PROBLÈMES À RÉSOUDRE |
**1)** D'après l'article sur le thon rouge, quelle part de la population des pêcheurs de thon les thoniers-senneurs représentent-ils ?
**2)** Recopiez le passage de l'article sur le thon rouge qui va de « Après avoir aidé » à « Maire à Rue89. », en remplaçant « thoniers-senneurs » par « senneurs ».
**3)** Prolongez l'article sur le thon rouge et les thoniers-senneurs en rédigeant la suite après sa dernière phrase.

Après avoir aidé les pêcheurs à acheter des thoniers, la France veut subventionner leur destruction, protection du thon rouge oblige.
La France a beau prôner l’interdiction du commerce du thon rouge, elle n’en a pas fini avec les thoniers-senneurs… Ils ne sont que 300 marins méditerranéens pour 28 bateaux. Ils ont touché des millions pour acheter leurs énormes navires, on leur en propose encore plus les mettre à la casse ; ça ne suffit pas à les calmer.
On les entend promettre une « grosse crise », dire qu’ils ne se laisseront « pas mourir », et le gouvernement semble les craindre…. Pourtant les thoniers-senneurs [la senne est une technique de pêche] ne représentent que 10% de la population des pêcheurs de thon, comme le précise Bruno Le Maire à Rue89.
Le ministre des pêcheurs promet de réclamer à Bruxelles une aide pour leur reconversion. Pour mettre à l’arrêt leurs navires, en revanche, le gouvernement n’a pas attendu.
L’argent public dépensé en 15 ans pour encourager puis décourager cette activité est un « scandale », dénoncé tout autant par Greenpeace que par le Comité des pêches, au nom du gâchis d’argent public et du manque de vision à long terme.

EXTRAITS DE DONNÉES |
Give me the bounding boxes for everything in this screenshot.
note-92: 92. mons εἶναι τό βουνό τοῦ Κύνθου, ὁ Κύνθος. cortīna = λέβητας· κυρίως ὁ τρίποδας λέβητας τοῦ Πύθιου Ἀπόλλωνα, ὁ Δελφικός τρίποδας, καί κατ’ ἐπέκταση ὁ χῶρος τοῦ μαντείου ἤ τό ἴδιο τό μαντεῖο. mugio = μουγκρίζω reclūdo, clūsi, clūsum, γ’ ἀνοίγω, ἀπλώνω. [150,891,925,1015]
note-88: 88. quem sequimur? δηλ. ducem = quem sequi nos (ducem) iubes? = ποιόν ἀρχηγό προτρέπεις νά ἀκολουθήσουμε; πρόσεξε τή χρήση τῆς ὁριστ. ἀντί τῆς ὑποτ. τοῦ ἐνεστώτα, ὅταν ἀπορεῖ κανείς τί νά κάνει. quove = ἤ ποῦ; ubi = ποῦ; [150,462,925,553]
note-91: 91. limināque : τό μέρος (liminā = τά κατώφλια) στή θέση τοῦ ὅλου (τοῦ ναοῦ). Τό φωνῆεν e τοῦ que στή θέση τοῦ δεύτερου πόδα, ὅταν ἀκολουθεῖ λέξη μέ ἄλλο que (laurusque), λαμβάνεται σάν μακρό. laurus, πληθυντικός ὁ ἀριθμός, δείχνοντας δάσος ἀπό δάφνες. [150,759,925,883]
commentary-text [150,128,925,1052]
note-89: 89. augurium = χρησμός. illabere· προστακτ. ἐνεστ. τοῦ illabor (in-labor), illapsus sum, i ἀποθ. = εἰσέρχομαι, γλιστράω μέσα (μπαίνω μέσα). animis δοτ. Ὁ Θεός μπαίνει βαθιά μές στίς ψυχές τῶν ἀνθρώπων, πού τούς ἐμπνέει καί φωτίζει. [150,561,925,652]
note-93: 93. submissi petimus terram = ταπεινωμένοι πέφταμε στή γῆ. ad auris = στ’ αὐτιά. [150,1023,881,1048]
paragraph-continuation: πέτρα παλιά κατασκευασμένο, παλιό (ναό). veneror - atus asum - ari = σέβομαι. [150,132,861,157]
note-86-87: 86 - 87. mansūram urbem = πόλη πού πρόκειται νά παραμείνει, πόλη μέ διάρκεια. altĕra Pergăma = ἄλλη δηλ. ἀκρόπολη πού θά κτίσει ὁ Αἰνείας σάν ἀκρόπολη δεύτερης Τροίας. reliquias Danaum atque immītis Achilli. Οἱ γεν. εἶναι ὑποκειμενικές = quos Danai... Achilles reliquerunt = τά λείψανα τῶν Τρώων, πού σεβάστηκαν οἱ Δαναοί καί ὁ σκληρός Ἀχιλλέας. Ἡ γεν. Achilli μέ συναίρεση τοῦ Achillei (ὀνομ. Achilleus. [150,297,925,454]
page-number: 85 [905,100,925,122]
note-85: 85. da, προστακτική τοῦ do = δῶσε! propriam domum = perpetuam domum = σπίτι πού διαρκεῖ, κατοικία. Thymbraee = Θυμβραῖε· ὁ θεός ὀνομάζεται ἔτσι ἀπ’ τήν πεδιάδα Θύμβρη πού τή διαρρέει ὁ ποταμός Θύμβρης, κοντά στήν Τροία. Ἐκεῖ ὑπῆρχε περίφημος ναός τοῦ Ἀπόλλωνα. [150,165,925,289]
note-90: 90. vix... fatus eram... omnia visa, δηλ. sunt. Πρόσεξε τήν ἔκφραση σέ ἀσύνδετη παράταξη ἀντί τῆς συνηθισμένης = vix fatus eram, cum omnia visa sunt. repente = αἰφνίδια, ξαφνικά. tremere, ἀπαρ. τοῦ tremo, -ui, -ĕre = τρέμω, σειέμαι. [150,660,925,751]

RÉPONSES PAR TÂCHE |
**1)** Seulement 10 % des pêcheurs de thon.

**2)**
Après avoir aidé les pêcheurs à acheter des thoniers, la France veut subventionner leur destruction, protection du thon rouge oblige.
La France a beau prôner l’interdiction du commerce du thon rouge, elle n’en a pas fini avec les senneurs… Ils ne sont que 300 marins méditerranéens pour 28 bateaux. Ils ont touché des millions pour acheter leurs énormes navires, on leur en propose encore plus les mettre à la casse ; ça ne suffit pas à les calmer.
On les entend promettre une « grosse crise », dire qu’ils ne se laisseront « pas mourir », et le gouvernement semble les craindre…. Pourtant les senneurs [la senne est une technique de pêche] ne représentent que 10% de la population des pêcheurs de thon, comme le précise Bruno Le Maire à Rue89.

**3)**
Subvention pour l’achat d’un bateau : plus d’1 million d’euros
Petit flash-back. A partir de 1996, l’essor de la pêche au thon rouge promet des lendemains qui chantent aux pêcheurs de la Méditerranée. Antoine di Rocco, thonier à Sète, se souvient :
« Avant, on était polyvalents. On avait des bateaux de 15 mètres, puis des chalutiers, puis on s’est mis au thon rouge, encouragés par la direction des pêches. Moi j’ai fait construire à Port-Vendre un bateau de 38 mètres, rallongé de 6 mètres avec une rampe.
Le tout a coûté 3,5 millions d’euros, mais on avait des subventions de l’Etat et de l’Europe. Malgré cela, je ne l’ai toujours pas amorti. »
Faisons l’addition : pour une quarantaine de thoniers-senneurs en Méditerranée, d’une valeur de trois à cinq millions pièce, subventionnés à hauteur d’environ 30%… la France et l’Europe auraient dépensé pas loin de 50 millions d’euros.